§ Directions
Return every record verbatim.

****************

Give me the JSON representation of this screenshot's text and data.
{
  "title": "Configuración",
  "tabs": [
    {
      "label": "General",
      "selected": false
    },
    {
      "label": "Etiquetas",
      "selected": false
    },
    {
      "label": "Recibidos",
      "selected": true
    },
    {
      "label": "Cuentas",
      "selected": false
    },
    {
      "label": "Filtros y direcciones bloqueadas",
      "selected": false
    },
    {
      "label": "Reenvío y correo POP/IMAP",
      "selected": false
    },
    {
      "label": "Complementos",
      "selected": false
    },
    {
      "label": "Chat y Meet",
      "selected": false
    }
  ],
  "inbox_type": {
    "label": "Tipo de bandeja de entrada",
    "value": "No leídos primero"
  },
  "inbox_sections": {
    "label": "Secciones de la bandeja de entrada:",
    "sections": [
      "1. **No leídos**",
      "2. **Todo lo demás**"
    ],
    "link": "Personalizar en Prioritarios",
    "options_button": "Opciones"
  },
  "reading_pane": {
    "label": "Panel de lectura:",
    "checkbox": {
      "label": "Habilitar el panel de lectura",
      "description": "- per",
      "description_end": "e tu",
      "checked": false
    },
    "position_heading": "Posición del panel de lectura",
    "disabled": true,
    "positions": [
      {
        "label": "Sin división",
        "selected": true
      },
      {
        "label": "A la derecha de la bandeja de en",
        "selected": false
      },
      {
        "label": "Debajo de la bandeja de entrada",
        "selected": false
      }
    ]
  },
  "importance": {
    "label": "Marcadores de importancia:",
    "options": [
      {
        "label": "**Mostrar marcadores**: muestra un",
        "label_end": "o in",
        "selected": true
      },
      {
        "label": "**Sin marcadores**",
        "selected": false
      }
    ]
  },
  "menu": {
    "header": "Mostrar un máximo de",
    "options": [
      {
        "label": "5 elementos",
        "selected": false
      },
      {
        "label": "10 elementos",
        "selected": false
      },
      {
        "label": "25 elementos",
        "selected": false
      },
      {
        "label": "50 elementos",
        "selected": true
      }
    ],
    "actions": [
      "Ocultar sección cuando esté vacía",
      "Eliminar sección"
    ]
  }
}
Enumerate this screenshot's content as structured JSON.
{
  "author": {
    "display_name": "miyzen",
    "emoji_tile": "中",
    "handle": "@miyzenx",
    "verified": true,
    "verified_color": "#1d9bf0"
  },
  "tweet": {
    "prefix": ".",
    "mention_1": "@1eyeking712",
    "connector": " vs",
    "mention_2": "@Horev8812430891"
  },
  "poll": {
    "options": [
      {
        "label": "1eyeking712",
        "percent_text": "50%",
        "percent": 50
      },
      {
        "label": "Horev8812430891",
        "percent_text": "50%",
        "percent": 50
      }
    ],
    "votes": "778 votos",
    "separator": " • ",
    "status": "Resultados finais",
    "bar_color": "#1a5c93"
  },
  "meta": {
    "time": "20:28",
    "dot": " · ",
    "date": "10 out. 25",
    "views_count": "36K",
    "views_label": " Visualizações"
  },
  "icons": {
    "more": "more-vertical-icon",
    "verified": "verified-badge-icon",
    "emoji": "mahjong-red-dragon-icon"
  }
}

****************

§ Task output
Give me the JSON representation of this screenshot's text and data.
{
  "title": "Configuración",
  "tabs": [
    {
      "label": "General",
      "selected": false
    },
    {
      "label": "Etiquetas",
      "selected": false
    },
    {
      "label": "Recibidos",
      "selected": true
    },
    {
      "label": "Cuentas",
      "selected": false
    },
    {
      "label": "Filtros y direcciones bloqueadas",
      "selected": false
    },
    {
      "label": "Reenvío y correo POP/IMAP",
      "selected": false
    },
    {
      "label": "Complementos",
      "selected": false
    },
    {
      "label": "Chat y Meet",
      "selected": false
    }
  ],
  "inbox_type": {
    "label": "Tipo de bandeja de entrada",
    "value": "No leídos primero"
  },
  "inbox_sections": {
    "label": "Secciones de la bandeja de entrada:",
    "sections": [
      "1. **No leídos**",
      "2. **Todo lo demás**"
    ],
    "link": "Personalizar en Prioritarios",
    "options_button": "Opciones"
  },
  "reading_pane": {
    "label": "Panel de lectura:",
    "checkbox": {
      "label": "Habilitar el panel de lectura",
      "description": "- per",
      "description_end": "e tu",
      "checked": false
    },
    "position_heading": "Posición del panel de lectura",
    "disabled": true,
    "positions": [
      {
        "label": "Sin división",
        "selected": true
      },
      {
        "label": "A la derecha de la bandeja de en",
        "selected": false
      },
      {
        "label": "Debajo de la bandeja de entrada",
        "selected": false
      }
    ]
  },
  "importance": {
    "label": "Marcadores de importancia:",
    "options": [
      {
        "label": "**Mostrar marcadores**: muestra un",
        "label_end": "o in",
        "selected": true
      },
      {
        "label": "**Sin marcadores**",
        "selected": false
      }
    ]
  },
  "menu": {
    "header": "Mostrar un máximo de",
    "options": [
      {
        "label": "5 elementos",
        "selected": false
      },
      {
        "label": "10 elementos",
        "selected": false
      },
      {
        "label": "25 elementos",
        "selected": false
      },
      {
        "label": "50 elementos",
        "selected": true
      }
    ],
    "actions": [
      "Ocultar sección cuando esté vacía",
      "Eliminar sección"
    ]
  }
}
Enumerate this screenshot's content as structured JSON.
{
  "author": {
    "display_name": "miyzen",
    "emoji_tile": "中",
    "handle": "@miyzenx",
    "verified": true,
    "verified_color": "#1d9bf0"
  },
  "tweet": {
    "prefix": ".",
    "mention_1": "@1eyeking712",
    "connector": " vs",
    "mention_2": "@Horev8812430891"
  },
  "poll": {
    "options": [
      {
        "label": "1eyeking712",
        "percent_text": "50%",
        "percent": 50
      },
      {
        "label": "Horev8812430891",
        "percent_text": "50%",
        "percent": 50
      }
    ],
    "votes": "778 votos",
    "separator": " • ",
    "status": "Resultados finais",
    "bar_color": "#1a5c93"
  },
  "meta": {
    "time": "20:28",
    "dot": " · ",
    "date": "10 out. 25",
    "views_count": "36K",
    "views_label": " Visualizações"
  },
  "icons": {
    "more": "more-vertical-icon",
    "verified": "verified-badge-icon",
    "emoji": "mahjong-red-dragon-icon"
  }
}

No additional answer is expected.